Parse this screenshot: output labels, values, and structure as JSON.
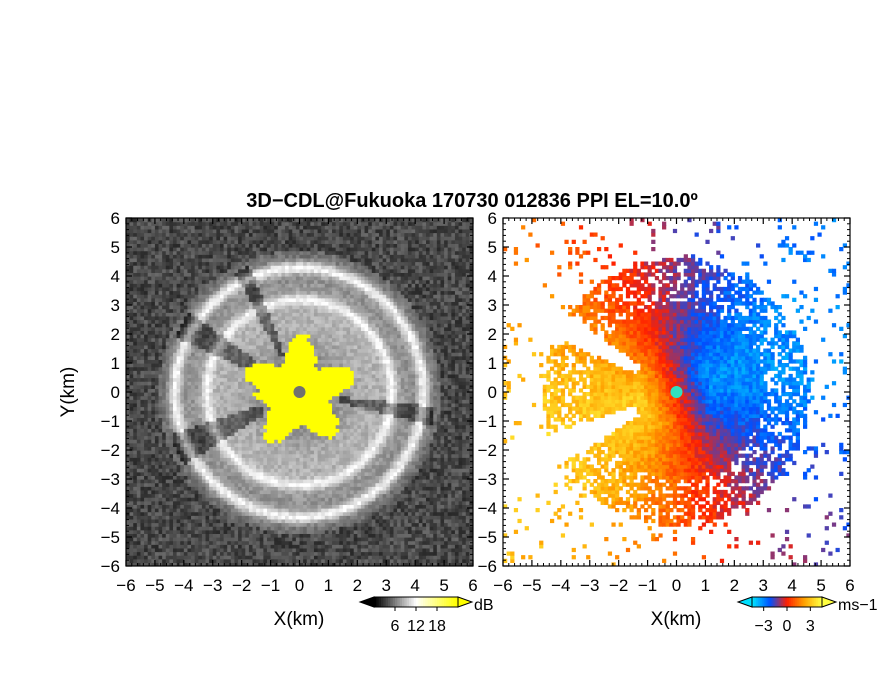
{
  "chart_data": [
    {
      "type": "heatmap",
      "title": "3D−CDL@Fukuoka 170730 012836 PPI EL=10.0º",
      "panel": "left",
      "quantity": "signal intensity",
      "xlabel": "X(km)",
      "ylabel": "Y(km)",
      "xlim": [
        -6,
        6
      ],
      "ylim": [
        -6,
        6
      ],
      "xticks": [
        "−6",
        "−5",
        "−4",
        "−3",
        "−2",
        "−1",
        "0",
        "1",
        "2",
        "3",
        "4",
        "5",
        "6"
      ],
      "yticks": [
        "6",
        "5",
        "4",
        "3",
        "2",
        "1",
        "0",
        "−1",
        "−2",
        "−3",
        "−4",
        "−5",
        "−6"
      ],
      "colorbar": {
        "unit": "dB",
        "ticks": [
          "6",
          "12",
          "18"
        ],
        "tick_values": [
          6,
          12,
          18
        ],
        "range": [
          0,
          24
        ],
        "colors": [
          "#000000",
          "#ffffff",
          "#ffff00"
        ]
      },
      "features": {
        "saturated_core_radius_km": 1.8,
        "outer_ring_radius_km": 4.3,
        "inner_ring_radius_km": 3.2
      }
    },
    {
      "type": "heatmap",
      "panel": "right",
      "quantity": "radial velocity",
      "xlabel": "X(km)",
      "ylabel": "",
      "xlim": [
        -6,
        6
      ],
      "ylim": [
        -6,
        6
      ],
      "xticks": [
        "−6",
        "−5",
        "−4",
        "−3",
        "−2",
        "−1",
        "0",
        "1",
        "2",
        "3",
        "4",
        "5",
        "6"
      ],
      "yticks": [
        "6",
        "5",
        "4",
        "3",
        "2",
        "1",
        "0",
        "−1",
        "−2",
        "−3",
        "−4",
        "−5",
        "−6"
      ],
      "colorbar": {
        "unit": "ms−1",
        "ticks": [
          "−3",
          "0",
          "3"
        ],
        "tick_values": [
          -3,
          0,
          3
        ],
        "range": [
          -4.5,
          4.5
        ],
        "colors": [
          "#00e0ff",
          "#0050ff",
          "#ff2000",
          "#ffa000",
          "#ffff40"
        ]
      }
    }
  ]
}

____________

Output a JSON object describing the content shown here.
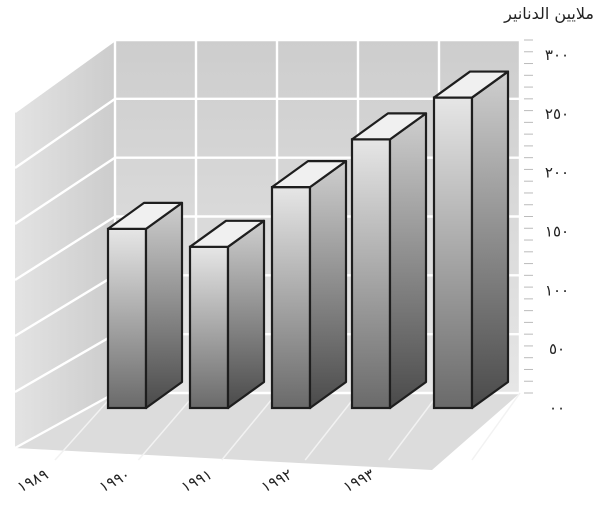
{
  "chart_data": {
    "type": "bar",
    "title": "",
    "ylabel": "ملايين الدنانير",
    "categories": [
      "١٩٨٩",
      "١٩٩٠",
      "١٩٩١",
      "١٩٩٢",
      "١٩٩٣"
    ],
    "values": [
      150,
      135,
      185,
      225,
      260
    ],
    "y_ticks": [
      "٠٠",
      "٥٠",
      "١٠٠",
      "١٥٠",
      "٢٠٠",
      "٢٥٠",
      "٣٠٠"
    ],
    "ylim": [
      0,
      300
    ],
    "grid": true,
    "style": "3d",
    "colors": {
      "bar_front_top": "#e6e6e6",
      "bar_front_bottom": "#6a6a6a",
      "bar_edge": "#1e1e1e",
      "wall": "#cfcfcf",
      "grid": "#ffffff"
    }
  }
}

____________

- Aim:
Lines that hold "ylabel" are the ones to copy; find all of them.

- Task solution:
      "ylabel": "Y(km)",
      "ylabel": "",
    "ylabel": "ملايين الدنانير",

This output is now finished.